---------- DOCUMENT EXCERPT ----------

Furnco Construction Co. v. Waters, supra, 438 U.S. at 583, 98 S.Ct. at 2952-53 (Marshall, J., dissenting) (citations omitted); See, e. g., United States v. St. Louis-San Francisco Ry., 464 F.2d 301, 308 (8th Cir. 1972) (en banc), Cert. denied, 409 U.S. 1107, 93 S.Ct. 900, 34 L.Ed. 687 (1973). If the employer then meets the burden of proving that its challenged employment practice is justified by business necessity, the plaintiff may then show that other employment practices, which lack a similarly discriminatory effect, would satisfy "the employer's legitimate interest in 'efficient and trustworthy workmanship.' " Albemarle Paper Co. v. Moody, supra, 422 U.S. at 425, 95 S.Ct. at 2375, Citing McDonnell Douglas Corp. v. Green, supra, 411 U.S. at 802, 93 S.Ct. 1817; Cf. Dothard v. Rawlinson, 433 U.S. 321, 329, 97 S.Ct. 2720, 53 L.Ed.2d 786 (1977) (sex discrimination).
Thus, an employment practice which has a disparate impact upon a group protected under Title VII is invalid unless the employer can prove the challenged practice is justified by business necessity. In other words, under a disparate impact theory, a prima facie showing shifts the burden of producing evidence to the employer. The burden of proof5 is upon the employer to establish business necessity. See Griggs v. Duke Power Co., supra, 401 U.S. at 432, 91 S.Ct. 849; Rice v. City of St. Louis, 607 F.2d 791 (8th Cir. 1979); Green v. Missouri Pacific RR, 523 F.2d 1290, 1293 (8th Cir. 1975) (citation of cases).
In the present case the district court properly required proof of discriminatory motive under appellants' disparate Treatment challenge of the leadman classification. Appellants failed to show that the supervisory responsibility articulated by appellee as a "legitimate, nondiscriminatory reason" for the difference in treatment was merely a pretext for discrimination. However, to the extent that appellants attacked the leadman classification under a disparate Impact theory, that is, as a facially neutral employment practice that falls more harshly upon one racial group, the district court improperly required appellants to prove the leadman position was not supervisory. On remand the burden of proof should be upon the employer to show that the leadman classification is justified by business necessity.
We therefore remand to the district court to determine whether appellee's use of the leadman classification can be justified by business necessity. If so, the trial court may then determine whether the selection process was also justified by business necessity under the disparate impact theory. Of course, if the trial court determines that leadmen are supervisory employees, appellee will have established the business necessity justification for the job classification. However, as supervisory employees, leadmen will then fall within the scope of the remedy for promotional discrimination discussed above. If leadmen are not supervisory employees, the trial court must then determine whether the intermediate classification and selection procedure was justified by business necessity.

---------- SUPPLIED DATA ----------

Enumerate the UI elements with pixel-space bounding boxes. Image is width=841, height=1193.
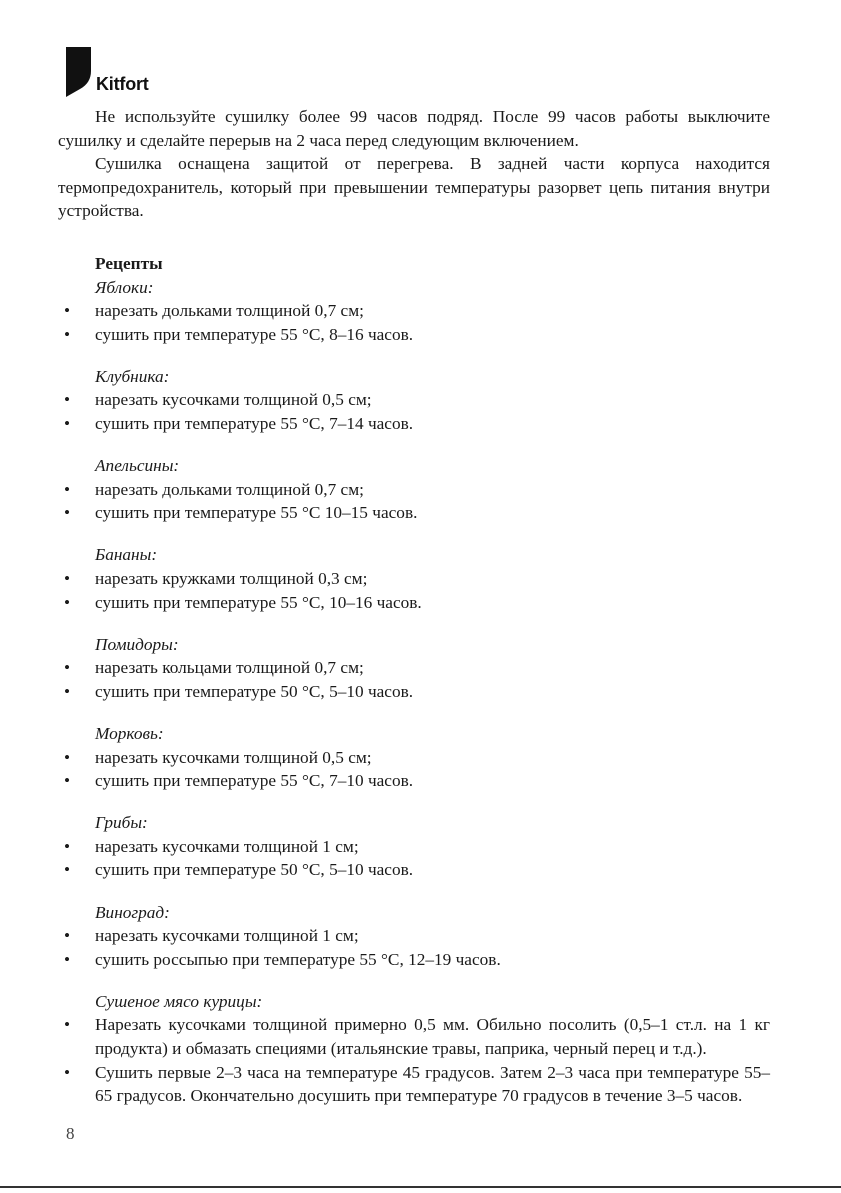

----------

**EXERCISES:**
A - In the court opinion on the leadman classification, what must the employer show on remand?
B - Duplicate word for word the passage of the court opinion on the leadman classification that opens with the words containing "Furnco Construction Co." and closes with "(1977) (sex discrimination).".
C - Pick up the court opinion on the leadman classification after its last sentence and keep writing it.
The listing was taken from a separate source that has no connection to the court opinion on the leadman classification.

**RESPONSES PER TASK:**
A - The employer must show that the leadman classification is justified by business necessity.

B -
Furnco Construction Co. v. Waters, supra, 438 U.S. at 583, 98 S.Ct. at 2952-53 (Marshall, J., dissenting) (citations omitted); See, e. g., United States v. St. Louis-San Francisco Ry., 464 F.2d 301, 308 (8th Cir. 1972) (en banc), Cert. denied, 409 U.S. 1107, 93 S.Ct. 900, 34 L.Ed. 687 (1973). If the employer then meets the burden of proving that its challenged employment practice is justified by business necessity, the plaintiff may then show that other employment practices, which lack a similarly discriminatory effect, would satisfy "the employer's legitimate interest in 'efficient and trustworthy workmanship.' " Albemarle Paper Co. v. Moody, supra, 422 U.S. at 425, 95 S.Ct. at 2375, Citing McDonnell Douglas Corp. v. Green, supra, 411 U.S. at 802, 93 S.Ct. 1817; Cf. Dothard v. Rawlinson, 433 U.S. 321, 329, 97 S.Ct. 2720, 53 L.Ed.2d 786 (1977) (sex discrimination).

C -
While we reverse in part and remand the district court's determination as to classwide discrimination, we affirm its conclusion that the leadman classification did not result in racial discrimination in the instance cited by appellant Kirby concerning employee Johnson. Kirby alleged that Neal Johnson, a white employee hired after Kirby, was classified as a leadman and, on the basis of that classification, was paid more than Kirby for doing the same work. The district court found that the classification of Johnson as a leadman did not have the racially discriminatory Result claimed by Kirby. The record supports this conclusion. Kirby's individual claim of racially discriminatory use of the leadman classification is based on his theory that a leadman is selected for the purpose of exercising supervisory responsibilities. According to Kirby, because Johnson did not exercise any supervisory responsibilities, the leadman classification was manipulated by appellee for racial reasons.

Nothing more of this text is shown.